▶ Aim: Return each line containing "novembre".

▶ Exercise material:
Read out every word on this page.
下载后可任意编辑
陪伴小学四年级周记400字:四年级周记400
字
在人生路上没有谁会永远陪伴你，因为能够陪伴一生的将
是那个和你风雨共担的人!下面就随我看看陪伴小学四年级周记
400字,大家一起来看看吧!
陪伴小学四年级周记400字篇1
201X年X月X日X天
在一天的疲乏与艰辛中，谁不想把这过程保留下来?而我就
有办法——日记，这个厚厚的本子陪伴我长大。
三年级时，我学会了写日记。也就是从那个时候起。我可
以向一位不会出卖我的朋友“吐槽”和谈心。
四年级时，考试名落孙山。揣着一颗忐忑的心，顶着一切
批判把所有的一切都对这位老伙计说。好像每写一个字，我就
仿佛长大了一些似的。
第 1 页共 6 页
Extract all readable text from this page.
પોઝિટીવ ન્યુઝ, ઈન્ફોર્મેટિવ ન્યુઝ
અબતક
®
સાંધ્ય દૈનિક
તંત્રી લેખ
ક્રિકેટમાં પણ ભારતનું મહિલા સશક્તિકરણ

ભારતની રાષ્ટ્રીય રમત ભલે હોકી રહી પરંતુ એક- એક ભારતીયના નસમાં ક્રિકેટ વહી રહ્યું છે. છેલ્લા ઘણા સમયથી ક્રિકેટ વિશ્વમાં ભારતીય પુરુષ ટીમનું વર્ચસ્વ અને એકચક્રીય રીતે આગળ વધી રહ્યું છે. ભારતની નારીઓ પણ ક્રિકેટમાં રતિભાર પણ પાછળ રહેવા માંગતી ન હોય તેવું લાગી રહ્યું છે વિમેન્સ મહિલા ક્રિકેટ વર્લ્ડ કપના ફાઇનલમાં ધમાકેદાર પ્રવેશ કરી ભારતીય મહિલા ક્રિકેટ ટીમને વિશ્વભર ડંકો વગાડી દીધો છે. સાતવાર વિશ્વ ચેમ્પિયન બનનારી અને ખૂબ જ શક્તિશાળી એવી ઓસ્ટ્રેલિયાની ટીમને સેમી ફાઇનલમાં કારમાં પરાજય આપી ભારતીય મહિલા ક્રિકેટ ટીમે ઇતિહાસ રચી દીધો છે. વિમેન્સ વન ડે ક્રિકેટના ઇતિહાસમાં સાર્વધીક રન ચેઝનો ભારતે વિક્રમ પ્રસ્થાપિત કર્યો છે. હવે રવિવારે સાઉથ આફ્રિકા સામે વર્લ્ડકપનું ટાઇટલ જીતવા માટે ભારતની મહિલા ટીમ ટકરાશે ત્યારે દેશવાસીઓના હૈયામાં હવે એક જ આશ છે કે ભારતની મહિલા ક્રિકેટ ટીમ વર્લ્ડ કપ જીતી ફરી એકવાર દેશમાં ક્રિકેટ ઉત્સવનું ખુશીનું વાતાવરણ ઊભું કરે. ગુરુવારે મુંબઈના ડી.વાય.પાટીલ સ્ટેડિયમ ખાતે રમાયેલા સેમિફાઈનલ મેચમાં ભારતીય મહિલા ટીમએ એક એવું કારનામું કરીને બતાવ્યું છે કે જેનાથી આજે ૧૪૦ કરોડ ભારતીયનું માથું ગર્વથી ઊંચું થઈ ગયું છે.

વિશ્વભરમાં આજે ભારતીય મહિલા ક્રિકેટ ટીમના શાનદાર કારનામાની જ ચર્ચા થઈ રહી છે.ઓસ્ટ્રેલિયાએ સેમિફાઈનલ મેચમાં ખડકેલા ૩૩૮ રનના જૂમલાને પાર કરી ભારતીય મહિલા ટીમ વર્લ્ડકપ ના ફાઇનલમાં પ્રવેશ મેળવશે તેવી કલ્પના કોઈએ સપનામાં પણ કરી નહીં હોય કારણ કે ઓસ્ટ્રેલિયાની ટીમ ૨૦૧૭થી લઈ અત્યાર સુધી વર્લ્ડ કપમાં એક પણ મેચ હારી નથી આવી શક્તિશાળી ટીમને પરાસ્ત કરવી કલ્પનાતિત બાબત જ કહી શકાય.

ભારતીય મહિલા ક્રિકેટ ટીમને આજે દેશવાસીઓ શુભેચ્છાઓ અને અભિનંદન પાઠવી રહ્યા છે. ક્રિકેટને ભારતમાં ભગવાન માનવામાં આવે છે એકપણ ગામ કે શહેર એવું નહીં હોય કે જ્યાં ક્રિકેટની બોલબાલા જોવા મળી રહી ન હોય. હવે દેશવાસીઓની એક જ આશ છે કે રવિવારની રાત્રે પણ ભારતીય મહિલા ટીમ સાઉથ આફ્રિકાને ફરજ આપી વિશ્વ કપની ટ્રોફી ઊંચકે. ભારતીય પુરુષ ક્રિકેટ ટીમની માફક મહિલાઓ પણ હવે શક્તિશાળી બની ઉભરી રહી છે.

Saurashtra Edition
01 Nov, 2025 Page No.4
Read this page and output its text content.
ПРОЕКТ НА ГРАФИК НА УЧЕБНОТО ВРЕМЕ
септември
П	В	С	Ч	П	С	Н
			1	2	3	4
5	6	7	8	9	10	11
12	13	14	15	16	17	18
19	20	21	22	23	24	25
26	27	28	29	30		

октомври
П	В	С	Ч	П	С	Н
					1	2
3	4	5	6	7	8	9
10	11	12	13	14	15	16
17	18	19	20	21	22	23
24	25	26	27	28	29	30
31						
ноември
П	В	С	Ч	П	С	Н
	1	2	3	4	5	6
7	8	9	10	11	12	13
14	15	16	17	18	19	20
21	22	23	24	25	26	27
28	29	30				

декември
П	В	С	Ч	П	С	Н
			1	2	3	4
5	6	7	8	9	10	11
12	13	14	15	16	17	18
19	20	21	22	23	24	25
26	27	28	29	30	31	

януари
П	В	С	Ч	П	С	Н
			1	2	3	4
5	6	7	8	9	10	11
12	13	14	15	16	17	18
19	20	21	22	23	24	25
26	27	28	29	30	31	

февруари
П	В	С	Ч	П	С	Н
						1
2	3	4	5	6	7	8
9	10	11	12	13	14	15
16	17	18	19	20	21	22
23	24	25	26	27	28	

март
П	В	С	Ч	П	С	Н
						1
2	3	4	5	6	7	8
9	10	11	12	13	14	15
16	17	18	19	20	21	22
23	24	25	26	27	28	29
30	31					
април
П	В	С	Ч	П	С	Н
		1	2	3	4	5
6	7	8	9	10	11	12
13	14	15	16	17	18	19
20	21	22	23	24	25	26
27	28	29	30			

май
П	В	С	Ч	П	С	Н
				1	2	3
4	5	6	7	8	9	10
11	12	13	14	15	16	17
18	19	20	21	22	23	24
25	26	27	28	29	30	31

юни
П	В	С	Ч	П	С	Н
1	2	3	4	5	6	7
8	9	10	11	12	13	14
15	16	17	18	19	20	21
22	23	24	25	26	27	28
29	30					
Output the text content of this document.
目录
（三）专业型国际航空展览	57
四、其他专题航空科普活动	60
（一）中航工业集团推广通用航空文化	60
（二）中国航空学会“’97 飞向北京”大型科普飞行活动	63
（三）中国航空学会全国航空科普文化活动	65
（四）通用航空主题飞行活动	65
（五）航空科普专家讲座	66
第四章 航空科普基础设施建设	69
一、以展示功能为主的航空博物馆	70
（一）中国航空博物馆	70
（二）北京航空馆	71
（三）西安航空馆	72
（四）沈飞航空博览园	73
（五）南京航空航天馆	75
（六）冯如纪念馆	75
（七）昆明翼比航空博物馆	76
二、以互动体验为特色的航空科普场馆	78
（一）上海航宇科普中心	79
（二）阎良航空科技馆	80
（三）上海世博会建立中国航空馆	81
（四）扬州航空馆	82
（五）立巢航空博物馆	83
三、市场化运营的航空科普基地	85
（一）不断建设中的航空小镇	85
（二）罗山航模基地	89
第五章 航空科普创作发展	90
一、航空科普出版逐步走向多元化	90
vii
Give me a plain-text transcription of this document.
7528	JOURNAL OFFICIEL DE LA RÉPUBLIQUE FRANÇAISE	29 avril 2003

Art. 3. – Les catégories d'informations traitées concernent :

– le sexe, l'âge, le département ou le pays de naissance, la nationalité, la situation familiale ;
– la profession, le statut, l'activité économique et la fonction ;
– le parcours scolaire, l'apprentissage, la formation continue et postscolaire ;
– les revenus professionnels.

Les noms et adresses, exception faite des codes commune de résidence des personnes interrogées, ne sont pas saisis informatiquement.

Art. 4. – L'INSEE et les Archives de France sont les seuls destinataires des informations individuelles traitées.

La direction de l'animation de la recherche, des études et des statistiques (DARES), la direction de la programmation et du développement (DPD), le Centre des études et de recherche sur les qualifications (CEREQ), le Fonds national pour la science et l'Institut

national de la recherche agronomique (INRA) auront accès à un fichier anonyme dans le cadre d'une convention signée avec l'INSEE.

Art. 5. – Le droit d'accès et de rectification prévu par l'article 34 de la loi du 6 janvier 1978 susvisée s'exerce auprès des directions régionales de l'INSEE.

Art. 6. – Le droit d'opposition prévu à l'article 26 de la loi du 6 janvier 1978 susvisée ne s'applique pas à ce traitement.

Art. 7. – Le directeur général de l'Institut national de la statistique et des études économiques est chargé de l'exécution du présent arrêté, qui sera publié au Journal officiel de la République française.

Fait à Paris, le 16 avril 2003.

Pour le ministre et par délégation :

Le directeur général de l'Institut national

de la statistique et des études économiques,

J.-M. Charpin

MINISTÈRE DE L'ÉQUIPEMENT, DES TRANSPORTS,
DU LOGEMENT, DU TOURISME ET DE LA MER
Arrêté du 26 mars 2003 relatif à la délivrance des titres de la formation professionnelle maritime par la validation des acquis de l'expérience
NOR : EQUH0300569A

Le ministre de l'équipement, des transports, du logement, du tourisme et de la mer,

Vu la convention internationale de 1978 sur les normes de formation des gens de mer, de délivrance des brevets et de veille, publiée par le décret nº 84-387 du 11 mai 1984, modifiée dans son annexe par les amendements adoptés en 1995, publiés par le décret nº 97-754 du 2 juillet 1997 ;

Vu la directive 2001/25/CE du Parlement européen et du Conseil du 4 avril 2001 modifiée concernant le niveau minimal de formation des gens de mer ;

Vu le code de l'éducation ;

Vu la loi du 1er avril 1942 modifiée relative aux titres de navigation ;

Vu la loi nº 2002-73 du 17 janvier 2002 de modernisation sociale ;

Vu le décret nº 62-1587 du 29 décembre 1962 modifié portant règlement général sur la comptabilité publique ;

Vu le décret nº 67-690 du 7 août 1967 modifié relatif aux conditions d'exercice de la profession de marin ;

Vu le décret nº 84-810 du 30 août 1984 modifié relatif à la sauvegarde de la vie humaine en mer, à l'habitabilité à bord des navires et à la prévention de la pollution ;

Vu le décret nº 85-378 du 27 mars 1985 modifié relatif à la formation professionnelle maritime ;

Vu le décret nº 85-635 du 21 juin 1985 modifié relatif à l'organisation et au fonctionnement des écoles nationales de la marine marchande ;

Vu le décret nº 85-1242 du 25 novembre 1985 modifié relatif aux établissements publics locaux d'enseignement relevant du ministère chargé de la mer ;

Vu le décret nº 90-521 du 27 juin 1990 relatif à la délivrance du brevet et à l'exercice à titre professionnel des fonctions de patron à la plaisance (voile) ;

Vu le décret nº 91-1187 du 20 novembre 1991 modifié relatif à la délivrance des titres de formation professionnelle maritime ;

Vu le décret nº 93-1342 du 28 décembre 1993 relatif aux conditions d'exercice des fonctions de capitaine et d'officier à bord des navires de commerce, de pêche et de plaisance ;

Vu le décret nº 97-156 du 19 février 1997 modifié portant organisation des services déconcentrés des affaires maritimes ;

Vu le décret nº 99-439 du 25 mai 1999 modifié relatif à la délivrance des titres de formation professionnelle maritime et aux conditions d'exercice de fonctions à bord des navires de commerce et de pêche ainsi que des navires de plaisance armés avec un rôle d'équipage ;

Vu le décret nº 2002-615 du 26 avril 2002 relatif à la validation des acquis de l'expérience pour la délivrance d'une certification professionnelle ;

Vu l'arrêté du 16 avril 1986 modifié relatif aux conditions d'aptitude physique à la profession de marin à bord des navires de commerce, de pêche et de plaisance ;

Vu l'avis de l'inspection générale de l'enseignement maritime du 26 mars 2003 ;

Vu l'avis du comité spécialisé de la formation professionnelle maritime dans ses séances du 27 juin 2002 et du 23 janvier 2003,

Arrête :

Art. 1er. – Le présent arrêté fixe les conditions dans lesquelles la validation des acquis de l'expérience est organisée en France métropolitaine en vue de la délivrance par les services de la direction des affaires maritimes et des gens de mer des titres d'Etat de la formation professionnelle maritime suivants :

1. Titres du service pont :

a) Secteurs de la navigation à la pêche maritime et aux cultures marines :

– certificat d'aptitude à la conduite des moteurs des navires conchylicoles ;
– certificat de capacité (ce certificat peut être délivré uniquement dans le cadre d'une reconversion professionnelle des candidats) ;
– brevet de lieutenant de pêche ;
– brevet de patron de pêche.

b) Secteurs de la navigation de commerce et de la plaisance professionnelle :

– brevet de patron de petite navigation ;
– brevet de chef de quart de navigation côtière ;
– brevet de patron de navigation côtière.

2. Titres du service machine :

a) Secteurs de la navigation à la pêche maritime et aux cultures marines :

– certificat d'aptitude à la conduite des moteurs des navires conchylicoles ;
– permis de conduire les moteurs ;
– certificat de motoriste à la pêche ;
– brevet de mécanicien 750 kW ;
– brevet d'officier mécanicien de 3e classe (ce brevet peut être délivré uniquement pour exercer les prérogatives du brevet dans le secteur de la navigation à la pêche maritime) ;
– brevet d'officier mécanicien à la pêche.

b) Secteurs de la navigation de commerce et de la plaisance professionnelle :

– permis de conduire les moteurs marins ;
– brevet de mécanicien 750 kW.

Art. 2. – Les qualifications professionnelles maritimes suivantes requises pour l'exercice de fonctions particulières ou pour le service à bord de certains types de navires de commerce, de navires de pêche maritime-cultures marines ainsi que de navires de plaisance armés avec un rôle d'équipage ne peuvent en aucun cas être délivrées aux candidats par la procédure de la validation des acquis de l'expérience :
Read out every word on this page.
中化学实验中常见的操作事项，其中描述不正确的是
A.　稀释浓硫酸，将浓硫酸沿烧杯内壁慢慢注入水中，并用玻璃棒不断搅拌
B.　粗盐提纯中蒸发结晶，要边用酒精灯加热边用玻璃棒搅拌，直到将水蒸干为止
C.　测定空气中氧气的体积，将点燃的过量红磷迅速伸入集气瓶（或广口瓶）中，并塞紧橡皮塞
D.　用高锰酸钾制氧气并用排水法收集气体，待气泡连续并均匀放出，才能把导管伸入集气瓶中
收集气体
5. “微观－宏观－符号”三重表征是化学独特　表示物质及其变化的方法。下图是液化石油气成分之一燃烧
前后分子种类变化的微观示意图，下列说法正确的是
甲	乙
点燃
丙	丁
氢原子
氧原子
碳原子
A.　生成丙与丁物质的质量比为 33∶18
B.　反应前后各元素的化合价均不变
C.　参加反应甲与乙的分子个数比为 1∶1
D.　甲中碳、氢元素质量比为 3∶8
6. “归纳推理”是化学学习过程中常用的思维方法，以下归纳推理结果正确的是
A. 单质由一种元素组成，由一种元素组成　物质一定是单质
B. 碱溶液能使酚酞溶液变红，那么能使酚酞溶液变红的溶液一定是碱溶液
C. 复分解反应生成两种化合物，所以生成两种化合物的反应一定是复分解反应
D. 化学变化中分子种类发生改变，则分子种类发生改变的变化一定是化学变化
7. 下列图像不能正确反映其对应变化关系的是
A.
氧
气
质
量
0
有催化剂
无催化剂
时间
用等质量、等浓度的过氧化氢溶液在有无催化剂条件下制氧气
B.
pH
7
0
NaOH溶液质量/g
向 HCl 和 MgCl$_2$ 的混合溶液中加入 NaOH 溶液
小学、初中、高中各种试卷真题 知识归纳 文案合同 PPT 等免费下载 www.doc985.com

▶ Exercise output:
Vu le décret nº 85-1242 du 25 novembre 1985 modifié relatif aux établissements publics locaux d'enseignement relevant du ministère chargé de la mer ;
Vu le décret nº 91-1187 du 20 novembre 1991 modifié relatif à la délivrance des titres de formation professionnelle maritime ;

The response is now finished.